-- begin --

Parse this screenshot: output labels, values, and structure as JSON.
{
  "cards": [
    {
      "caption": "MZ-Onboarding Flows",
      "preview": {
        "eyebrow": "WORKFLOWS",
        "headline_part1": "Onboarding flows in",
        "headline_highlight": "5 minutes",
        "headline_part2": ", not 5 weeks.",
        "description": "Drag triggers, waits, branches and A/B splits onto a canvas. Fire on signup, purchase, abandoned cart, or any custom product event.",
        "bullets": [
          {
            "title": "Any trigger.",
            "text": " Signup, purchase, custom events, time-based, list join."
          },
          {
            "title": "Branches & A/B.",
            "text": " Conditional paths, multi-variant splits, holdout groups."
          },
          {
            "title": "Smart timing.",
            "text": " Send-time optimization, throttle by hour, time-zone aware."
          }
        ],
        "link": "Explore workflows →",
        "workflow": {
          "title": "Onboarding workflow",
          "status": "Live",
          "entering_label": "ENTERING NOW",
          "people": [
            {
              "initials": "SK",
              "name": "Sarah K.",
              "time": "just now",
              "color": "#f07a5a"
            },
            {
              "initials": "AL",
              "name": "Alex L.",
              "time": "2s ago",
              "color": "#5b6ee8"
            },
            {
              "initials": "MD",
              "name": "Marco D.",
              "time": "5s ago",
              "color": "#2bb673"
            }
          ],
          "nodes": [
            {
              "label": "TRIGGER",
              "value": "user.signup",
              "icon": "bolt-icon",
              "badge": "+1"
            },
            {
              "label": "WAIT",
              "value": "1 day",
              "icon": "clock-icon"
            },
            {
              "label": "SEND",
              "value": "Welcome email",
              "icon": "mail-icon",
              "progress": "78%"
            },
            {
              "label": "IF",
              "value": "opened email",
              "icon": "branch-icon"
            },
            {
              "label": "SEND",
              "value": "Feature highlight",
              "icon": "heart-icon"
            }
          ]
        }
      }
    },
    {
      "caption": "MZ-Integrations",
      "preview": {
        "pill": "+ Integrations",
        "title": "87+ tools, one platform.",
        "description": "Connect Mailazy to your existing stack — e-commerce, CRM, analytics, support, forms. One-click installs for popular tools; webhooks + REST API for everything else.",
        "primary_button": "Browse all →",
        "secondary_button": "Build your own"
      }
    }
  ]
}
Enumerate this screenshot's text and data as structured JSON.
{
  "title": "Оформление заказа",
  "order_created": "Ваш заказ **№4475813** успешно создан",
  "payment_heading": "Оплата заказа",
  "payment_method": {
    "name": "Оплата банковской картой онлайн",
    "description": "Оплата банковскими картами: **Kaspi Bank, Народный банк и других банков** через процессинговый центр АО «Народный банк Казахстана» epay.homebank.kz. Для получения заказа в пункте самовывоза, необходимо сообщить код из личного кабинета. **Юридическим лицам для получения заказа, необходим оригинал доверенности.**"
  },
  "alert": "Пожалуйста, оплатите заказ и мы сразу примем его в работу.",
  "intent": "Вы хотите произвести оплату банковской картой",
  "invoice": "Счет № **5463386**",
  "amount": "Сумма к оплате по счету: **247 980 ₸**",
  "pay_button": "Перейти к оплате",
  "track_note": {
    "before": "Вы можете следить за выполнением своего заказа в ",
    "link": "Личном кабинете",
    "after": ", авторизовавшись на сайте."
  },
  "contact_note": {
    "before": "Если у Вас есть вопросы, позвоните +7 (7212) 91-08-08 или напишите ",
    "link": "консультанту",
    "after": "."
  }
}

-- end --

» **OBJECTIVE**
Pull every line containing "банковской" out of the records.

» **PROBLEM SOLUTION**
    "name": "Оплата банковской картой онлайн",
  "intent": "Вы хотите произвести оплату банковской картой",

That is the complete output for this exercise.